BEGIN DATA RECORDS
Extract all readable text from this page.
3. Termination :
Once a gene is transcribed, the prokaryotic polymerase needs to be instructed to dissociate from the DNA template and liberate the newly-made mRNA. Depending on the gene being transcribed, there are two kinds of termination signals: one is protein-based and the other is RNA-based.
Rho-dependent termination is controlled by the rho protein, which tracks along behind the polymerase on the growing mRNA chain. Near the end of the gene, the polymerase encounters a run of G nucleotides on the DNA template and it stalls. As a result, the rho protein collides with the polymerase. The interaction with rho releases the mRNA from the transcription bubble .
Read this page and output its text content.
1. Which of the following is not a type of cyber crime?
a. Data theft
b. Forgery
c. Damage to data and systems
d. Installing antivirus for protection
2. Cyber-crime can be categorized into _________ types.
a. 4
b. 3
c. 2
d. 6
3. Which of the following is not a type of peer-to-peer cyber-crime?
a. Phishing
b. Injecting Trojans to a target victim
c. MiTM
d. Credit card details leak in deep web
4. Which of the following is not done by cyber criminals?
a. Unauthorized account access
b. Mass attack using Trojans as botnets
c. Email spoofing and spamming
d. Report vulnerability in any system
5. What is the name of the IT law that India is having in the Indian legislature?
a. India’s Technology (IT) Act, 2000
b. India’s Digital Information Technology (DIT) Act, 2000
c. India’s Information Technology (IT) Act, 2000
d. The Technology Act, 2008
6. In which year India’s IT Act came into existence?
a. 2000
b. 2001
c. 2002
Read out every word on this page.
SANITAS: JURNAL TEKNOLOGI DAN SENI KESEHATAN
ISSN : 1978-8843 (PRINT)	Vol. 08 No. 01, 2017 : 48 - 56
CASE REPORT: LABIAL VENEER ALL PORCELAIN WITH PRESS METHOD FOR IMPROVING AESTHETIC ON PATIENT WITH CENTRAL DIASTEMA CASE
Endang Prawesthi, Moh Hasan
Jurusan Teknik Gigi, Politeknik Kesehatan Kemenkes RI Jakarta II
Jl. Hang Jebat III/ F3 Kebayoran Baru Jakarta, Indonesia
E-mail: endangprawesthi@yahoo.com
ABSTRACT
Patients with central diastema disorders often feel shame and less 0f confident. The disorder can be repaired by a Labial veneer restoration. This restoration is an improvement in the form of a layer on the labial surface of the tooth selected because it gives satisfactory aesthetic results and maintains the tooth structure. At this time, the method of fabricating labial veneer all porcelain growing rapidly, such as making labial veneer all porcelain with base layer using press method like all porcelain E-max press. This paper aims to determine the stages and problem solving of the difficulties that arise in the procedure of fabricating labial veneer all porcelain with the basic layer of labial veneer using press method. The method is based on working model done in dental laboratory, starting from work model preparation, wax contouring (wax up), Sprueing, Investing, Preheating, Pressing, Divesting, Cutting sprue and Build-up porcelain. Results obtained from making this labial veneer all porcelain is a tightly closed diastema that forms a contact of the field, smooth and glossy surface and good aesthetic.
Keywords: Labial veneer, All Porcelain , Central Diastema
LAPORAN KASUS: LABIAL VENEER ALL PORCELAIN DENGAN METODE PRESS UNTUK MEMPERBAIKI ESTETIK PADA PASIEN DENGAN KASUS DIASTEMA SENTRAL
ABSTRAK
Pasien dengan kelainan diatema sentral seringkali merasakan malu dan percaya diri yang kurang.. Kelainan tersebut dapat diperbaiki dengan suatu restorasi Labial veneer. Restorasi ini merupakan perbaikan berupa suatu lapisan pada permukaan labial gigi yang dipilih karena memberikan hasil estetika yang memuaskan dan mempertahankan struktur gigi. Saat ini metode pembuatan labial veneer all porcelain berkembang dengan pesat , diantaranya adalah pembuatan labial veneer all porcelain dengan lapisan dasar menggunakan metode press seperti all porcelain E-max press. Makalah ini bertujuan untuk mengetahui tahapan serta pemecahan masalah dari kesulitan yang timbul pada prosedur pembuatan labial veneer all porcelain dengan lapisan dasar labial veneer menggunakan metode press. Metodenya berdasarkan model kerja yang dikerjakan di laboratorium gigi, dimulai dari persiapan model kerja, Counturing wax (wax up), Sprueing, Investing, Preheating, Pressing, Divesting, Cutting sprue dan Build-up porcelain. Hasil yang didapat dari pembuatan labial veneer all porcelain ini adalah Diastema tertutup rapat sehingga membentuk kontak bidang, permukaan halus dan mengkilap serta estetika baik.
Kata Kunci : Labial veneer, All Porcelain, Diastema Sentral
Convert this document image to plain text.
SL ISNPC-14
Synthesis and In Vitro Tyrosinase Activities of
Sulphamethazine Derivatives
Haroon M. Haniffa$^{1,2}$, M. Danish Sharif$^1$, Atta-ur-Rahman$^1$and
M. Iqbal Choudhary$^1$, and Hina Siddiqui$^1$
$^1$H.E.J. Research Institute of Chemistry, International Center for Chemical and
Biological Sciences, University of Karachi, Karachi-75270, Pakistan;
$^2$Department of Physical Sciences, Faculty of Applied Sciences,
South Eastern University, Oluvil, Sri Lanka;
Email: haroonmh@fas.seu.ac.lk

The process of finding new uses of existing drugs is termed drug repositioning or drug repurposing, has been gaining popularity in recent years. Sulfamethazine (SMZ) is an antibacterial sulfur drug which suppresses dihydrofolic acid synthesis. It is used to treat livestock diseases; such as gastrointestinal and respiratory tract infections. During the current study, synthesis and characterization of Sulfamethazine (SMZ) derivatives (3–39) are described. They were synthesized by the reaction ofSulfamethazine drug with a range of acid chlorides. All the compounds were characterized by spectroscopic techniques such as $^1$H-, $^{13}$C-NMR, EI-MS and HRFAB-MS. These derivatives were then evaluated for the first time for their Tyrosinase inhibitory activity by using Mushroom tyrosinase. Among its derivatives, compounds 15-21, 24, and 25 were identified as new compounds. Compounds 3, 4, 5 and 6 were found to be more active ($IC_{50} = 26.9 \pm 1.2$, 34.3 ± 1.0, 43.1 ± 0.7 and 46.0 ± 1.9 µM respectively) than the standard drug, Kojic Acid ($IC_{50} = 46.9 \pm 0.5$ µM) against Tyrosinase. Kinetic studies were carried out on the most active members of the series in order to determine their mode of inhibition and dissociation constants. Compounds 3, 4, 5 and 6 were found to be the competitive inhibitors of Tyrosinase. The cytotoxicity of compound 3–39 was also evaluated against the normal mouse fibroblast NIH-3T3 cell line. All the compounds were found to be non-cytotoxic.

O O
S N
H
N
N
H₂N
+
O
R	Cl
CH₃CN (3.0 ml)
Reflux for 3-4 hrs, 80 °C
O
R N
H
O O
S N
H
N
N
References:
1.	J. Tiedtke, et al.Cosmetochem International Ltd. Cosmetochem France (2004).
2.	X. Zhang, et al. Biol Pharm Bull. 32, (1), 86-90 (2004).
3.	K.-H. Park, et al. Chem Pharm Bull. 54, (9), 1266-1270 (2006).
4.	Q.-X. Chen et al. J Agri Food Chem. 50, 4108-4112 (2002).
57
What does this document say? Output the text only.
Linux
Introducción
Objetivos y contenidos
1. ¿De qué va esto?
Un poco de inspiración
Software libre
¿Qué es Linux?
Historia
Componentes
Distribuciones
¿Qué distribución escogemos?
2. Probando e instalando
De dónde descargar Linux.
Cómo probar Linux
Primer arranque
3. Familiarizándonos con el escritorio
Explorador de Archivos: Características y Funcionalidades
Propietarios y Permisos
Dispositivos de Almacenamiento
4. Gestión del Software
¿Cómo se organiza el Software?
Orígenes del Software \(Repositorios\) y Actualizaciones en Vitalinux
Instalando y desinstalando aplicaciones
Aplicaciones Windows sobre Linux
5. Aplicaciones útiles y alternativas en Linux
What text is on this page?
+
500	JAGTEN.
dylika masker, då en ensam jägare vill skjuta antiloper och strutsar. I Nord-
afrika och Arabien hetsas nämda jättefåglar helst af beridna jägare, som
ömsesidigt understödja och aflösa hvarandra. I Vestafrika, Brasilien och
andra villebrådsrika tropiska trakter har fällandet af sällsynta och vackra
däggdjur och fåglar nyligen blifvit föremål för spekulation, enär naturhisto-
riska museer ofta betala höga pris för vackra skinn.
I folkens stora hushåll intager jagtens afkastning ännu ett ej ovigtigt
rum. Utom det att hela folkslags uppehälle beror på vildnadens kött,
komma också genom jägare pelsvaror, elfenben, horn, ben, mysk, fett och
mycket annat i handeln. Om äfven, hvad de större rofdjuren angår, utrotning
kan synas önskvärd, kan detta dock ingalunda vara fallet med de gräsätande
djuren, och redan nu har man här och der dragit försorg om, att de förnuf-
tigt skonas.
END DATA RECORDS
▶ **PROBLEM TO SOLVE**: Pick out and copy the lines of the entries that hold the string "India".

▶ **COMPLETED TASK**:
5. What is the name of the IT law that India is having in the Indian legislature?
a. India’s Technology (IT) Act, 2000
b. India’s Digital Information Technology (DIT) Act, 2000
c. India’s Information Technology (IT) Act, 2000
6. In which year India’s IT Act came into existence?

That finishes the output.